- **Stated exercise**:
Give only the number of lines in the listing below where the string "should" occurs.

- **Given entries**:
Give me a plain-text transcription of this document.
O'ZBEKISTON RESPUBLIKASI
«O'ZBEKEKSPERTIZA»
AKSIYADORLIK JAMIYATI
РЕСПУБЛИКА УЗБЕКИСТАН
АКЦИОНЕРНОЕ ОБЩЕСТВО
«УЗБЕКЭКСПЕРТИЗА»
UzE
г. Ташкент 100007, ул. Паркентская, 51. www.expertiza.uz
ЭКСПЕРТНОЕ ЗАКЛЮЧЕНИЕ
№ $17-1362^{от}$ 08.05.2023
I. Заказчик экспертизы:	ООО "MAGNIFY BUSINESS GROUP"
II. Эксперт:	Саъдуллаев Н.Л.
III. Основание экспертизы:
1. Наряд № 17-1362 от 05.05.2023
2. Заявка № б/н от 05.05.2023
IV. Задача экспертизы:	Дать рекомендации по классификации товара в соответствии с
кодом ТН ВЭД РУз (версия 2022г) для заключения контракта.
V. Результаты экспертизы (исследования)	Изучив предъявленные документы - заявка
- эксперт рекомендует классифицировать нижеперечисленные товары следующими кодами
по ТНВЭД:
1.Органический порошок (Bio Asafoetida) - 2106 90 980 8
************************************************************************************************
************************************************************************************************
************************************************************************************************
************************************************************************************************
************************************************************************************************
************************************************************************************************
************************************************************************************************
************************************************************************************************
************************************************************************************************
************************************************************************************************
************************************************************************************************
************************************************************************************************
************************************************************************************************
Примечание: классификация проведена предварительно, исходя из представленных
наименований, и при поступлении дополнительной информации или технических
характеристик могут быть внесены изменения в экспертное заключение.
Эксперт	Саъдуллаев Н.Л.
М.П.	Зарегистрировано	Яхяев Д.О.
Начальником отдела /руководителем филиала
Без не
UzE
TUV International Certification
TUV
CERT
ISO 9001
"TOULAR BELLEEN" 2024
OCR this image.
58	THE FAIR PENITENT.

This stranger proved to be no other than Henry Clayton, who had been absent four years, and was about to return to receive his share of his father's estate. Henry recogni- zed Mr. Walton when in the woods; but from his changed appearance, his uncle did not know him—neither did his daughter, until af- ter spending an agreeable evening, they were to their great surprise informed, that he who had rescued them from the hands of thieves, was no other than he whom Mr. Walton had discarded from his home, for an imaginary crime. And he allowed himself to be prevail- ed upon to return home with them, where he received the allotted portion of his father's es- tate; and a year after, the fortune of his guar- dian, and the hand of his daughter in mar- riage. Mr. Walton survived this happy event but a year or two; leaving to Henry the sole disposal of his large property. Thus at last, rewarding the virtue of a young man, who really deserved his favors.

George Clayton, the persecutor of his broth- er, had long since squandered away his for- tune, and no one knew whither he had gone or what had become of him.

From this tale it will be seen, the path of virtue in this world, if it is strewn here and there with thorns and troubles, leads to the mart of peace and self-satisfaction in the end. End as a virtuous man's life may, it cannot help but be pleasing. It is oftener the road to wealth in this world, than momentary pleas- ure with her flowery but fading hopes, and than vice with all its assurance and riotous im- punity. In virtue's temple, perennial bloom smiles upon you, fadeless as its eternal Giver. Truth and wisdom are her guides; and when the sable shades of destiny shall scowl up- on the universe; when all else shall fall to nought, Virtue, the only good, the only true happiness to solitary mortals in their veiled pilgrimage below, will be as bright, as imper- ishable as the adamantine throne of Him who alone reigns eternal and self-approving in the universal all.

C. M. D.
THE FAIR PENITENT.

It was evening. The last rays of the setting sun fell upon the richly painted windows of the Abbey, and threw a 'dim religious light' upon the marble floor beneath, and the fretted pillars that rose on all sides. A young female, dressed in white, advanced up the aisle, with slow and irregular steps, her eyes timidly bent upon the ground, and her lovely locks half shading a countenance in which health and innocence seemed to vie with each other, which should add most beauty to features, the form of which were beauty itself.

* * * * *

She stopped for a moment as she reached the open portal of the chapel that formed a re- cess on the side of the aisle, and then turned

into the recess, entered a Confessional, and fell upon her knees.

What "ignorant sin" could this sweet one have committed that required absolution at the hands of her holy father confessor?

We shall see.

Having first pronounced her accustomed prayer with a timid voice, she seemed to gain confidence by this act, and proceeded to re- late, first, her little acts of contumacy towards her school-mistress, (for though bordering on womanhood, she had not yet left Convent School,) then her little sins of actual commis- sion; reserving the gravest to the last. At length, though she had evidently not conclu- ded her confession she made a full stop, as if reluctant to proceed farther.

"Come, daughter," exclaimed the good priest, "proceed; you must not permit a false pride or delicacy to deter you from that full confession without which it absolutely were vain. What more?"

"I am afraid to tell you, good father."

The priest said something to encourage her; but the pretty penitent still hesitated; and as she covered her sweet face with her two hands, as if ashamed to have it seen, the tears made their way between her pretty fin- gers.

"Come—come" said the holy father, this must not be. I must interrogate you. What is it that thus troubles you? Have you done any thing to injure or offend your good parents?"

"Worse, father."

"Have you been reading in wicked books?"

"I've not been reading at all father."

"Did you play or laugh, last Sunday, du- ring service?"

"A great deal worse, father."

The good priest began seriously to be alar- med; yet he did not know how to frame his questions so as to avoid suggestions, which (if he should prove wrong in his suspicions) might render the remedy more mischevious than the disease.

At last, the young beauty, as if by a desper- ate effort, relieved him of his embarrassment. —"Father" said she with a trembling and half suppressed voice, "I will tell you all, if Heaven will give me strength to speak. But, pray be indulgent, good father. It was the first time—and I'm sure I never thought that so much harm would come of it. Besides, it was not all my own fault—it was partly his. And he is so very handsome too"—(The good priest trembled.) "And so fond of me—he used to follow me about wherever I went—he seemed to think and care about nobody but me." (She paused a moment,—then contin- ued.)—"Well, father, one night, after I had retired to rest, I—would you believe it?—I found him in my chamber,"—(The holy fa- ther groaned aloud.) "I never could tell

- **Result for this exercise**:
2